§ Objective:
Copy every line with the string "nalinnali" in it.

§ Data:

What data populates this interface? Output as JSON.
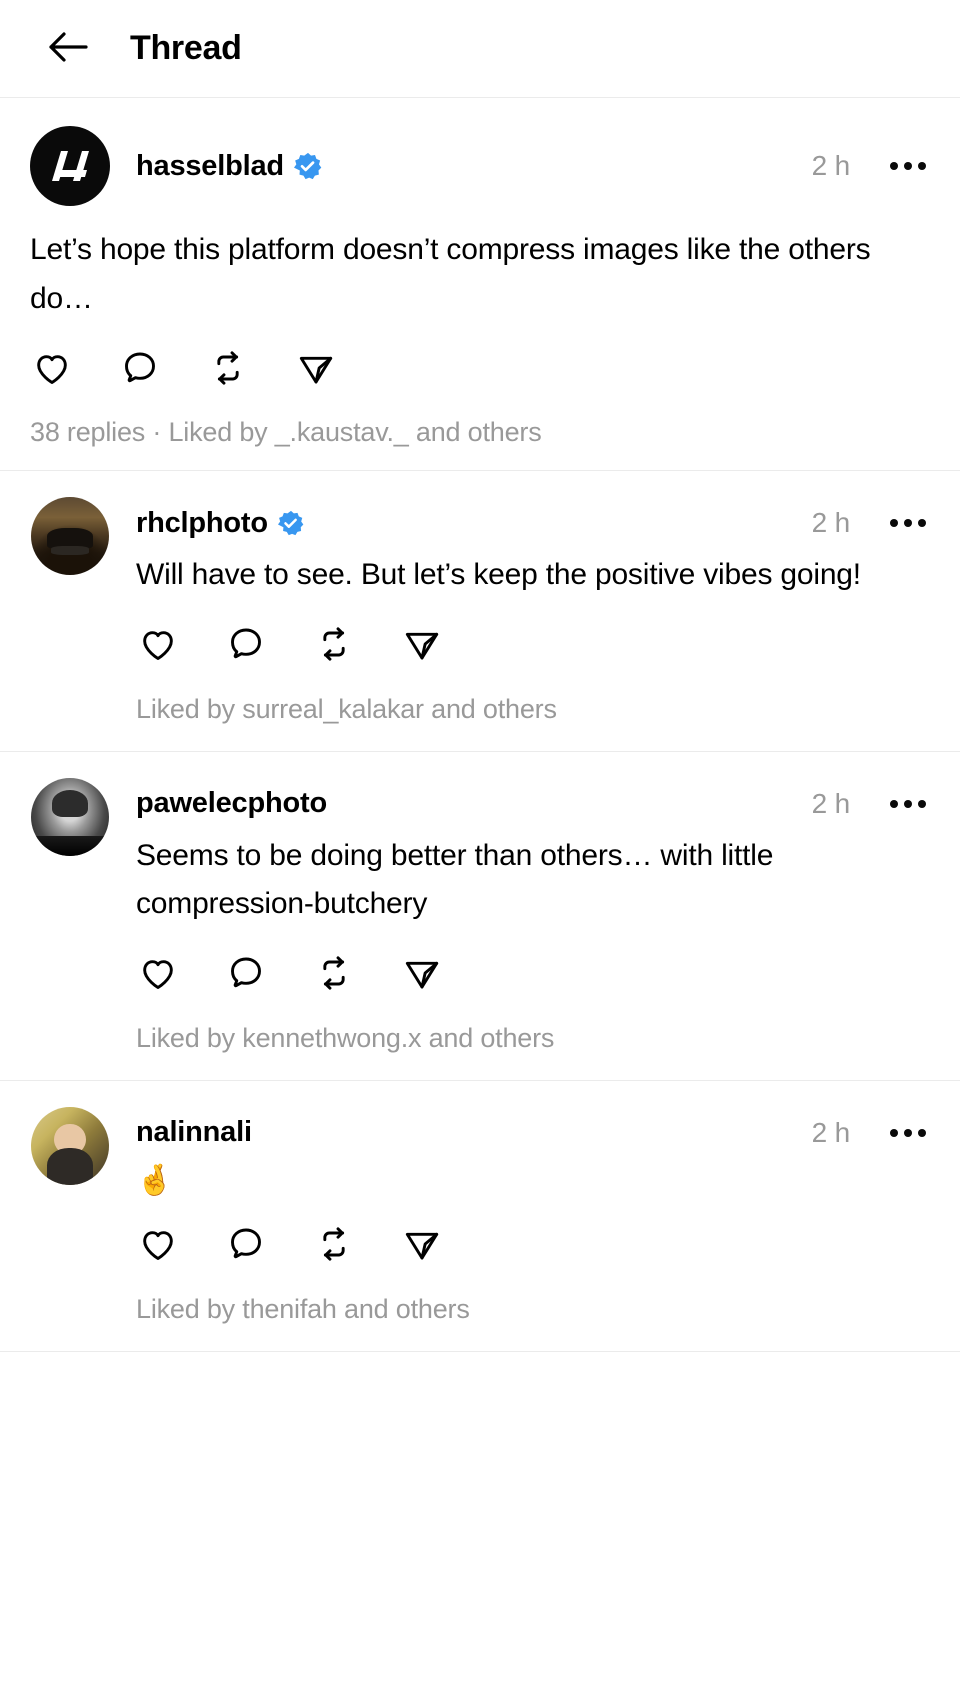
{
  "header": {
    "back_icon": "back-arrow-icon",
    "title": "Thread"
  },
  "icons": {
    "like": "heart-icon",
    "comment": "comment-bubble-icon",
    "repost": "repost-icon",
    "share": "share-paper-plane-icon",
    "more": "more-options-icon",
    "verified": "verified-badge-icon"
  },
  "colors": {
    "verified_blue": "#3897f0",
    "muted_text": "#999999",
    "primary_text": "#000000",
    "divider": "#ebebeb",
    "background": "#ffffff"
  },
  "root_post": {
    "avatar": "hasselblad-logo-avatar",
    "username": "hasselblad",
    "verified": true,
    "timestamp": "2 h",
    "text": "Let’s hope this platform doesn’t compress images like the others do…",
    "footer": "38 replies · Liked by _.kaustav._ and others"
  },
  "replies": [
    {
      "avatar": "rhclphoto-photo-avatar",
      "username": "rhclphoto",
      "verified": true,
      "timestamp": "2 h",
      "text": "Will have to see. But let’s keep the positive vibes going!",
      "liked_by": "Liked by surreal_kalakar and others"
    },
    {
      "avatar": "pawelecphoto-photo-avatar",
      "username": "pawelecphoto",
      "verified": false,
      "timestamp": "2 h",
      "text": "Seems to be doing better than others… with little compression-butchery",
      "liked_by": "Liked by kennethwong.x and others"
    },
    {
      "avatar": "nalinnali-photo-avatar",
      "username": "nalinnali",
      "verified": false,
      "timestamp": "2 h",
      "text": "🤞",
      "liked_by": "Liked by thenifah and others"
    }
  ]
}
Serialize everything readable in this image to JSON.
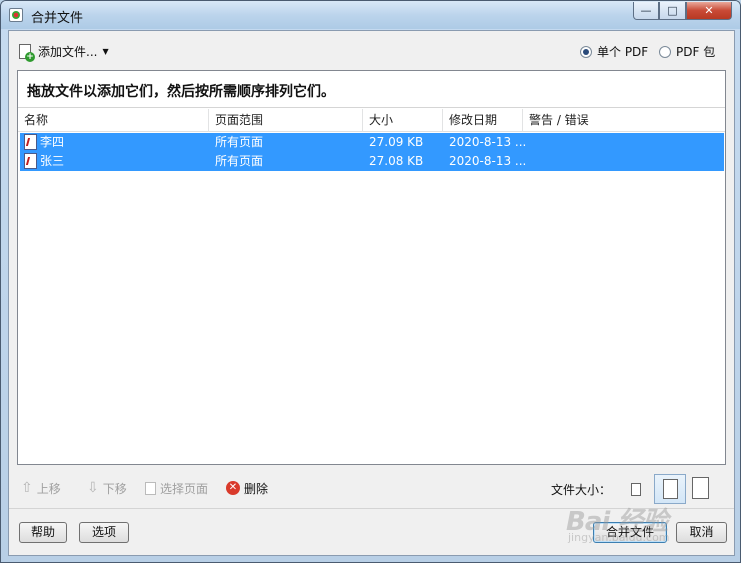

§ Reply:
      "avatar": "nalinnali-photo-avatar",
      "username": "nalinnali",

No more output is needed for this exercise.